■ AIM ■
In full and without deviation, write out the entries that follow.

[Data excerpts]
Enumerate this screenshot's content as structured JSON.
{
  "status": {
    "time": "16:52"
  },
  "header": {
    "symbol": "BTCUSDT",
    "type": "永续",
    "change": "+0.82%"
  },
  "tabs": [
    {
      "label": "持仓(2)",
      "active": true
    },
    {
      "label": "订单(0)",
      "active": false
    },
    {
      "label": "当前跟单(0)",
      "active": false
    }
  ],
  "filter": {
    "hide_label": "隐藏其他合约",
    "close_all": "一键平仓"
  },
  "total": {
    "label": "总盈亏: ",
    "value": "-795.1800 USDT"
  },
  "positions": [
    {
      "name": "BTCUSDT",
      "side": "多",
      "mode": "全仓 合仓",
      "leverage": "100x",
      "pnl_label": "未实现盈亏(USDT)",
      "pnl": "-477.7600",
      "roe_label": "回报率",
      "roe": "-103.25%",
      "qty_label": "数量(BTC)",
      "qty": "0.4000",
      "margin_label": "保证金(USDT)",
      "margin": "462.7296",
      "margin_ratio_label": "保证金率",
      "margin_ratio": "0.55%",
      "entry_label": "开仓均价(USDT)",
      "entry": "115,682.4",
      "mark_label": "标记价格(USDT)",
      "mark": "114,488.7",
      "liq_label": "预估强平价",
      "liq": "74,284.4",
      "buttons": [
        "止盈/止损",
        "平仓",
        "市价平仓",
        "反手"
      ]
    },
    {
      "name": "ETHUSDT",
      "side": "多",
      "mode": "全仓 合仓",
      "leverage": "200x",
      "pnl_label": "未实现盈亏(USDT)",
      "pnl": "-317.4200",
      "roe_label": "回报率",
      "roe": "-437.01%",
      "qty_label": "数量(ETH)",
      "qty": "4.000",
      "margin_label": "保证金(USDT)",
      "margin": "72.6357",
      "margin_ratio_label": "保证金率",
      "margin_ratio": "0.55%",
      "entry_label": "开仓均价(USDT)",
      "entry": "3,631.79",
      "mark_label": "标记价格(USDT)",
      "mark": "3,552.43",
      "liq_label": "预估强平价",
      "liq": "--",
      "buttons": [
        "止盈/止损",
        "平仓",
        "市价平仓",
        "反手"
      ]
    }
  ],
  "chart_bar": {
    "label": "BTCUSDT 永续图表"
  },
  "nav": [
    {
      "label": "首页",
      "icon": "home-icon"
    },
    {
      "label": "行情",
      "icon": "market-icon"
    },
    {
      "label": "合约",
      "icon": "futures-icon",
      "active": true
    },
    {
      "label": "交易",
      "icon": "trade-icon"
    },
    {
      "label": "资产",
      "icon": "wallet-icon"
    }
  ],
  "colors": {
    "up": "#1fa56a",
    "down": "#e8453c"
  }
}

■ ANSWER ■
Enumerate this screenshot's content as structured JSON.
{
  "status": {
    "time": "16:52"
  },
  "header": {
    "symbol": "BTCUSDT",
    "type": "永续",
    "change": "+0.82%"
  },
  "tabs": [
    {
      "label": "持仓(2)",
      "active": true
    },
    {
      "label": "订单(0)",
      "active": false
    },
    {
      "label": "当前跟单(0)",
      "active": false
    }
  ],
  "filter": {
    "hide_label": "隐藏其他合约",
    "close_all": "一键平仓"
  },
  "total": {
    "label": "总盈亏: ",
    "value": "-795.1800 USDT"
  },
  "positions": [
    {
      "name": "BTCUSDT",
      "side": "多",
      "mode": "全仓 合仓",
      "leverage": "100x",
      "pnl_label": "未实现盈亏(USDT)",
      "pnl": "-477.7600",
      "roe_label": "回报率",
      "roe": "-103.25%",
      "qty_label": "数量(BTC)",
      "qty": "0.4000",
      "margin_label": "保证金(USDT)",
      "margin": "462.7296",
      "margin_ratio_label": "保证金率",
      "margin_ratio": "0.55%",
      "entry_label": "开仓均价(USDT)",
      "entry": "115,682.4",
      "mark_label": "标记价格(USDT)",
      "mark": "114,488.7",
      "liq_label": "预估强平价",
      "liq": "74,284.4",
      "buttons": [
        "止盈/止损",
        "平仓",
        "市价平仓",
        "反手"
      ]
    },
    {
      "name": "ETHUSDT",
      "side": "多",
      "mode": "全仓 合仓",
      "leverage": "200x",
      "pnl_label": "未实现盈亏(USDT)",
      "pnl": "-317.4200",
      "roe_label": "回报率",
      "roe": "-437.01%",
      "qty_label": "数量(ETH)",
      "qty": "4.000",
      "margin_label": "保证金(USDT)",
      "margin": "72.6357",
      "margin_ratio_label": "保证金率",
      "margin_ratio": "0.55%",
      "entry_label": "开仓均价(USDT)",
      "entry": "3,631.79",
      "mark_label": "标记价格(USDT)",
      "mark": "3,552.43",
      "liq_label": "预估强平价",
      "liq": "--",
      "buttons": [
        "止盈/止损",
        "平仓",
        "市价平仓",
        "反手"
      ]
    }
  ],
  "chart_bar": {
    "label": "BTCUSDT 永续图表"
  },
  "nav": [
    {
      "label": "首页",
      "icon": "home-icon"
    },
    {
      "label": "行情",
      "icon": "market-icon"
    },
    {
      "label": "合约",
      "icon": "futures-icon",
      "active": true
    },
    {
      "label": "交易",
      "icon": "trade-icon"
    },
    {
      "label": "资产",
      "icon": "wallet-icon"
    }
  ],
  "colors": {
    "up": "#1fa56a",
    "down": "#e8453c"
  }
}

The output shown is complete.